#### [PROBLEM TO SOLVE]
Go through the listing and write out all of it exactly.

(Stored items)
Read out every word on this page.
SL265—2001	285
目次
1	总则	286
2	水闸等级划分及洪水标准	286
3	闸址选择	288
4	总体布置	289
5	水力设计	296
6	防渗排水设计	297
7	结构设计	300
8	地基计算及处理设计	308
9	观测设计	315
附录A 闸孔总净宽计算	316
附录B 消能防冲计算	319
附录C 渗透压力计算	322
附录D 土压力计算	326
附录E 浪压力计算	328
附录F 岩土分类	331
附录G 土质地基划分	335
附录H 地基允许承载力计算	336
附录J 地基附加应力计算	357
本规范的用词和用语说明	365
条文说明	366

#### [CORRECT RESULT]
Read out every word on this page.
SL265—2001	285
目次
1	总则	286
2	水闸等级划分及洪水标准	286
3	闸址选择	288
4	总体布置	289
5	水力设计	296
6	防渗排水设计	297
7	结构设计	300
8	地基计算及处理设计	308
9	观测设计	315
附录A 闸孔总净宽计算	316
附录B 消能防冲计算	319
附录C 渗透压力计算	322
附录D 土压力计算	326
附录E 浪压力计算	328
附录F 岩土分类	331
附录G 土质地基划分	335
附录H 地基允许承载力计算	336
附录J 地基附加应力计算	357
本规范的用词和用语说明	365
条文说明	366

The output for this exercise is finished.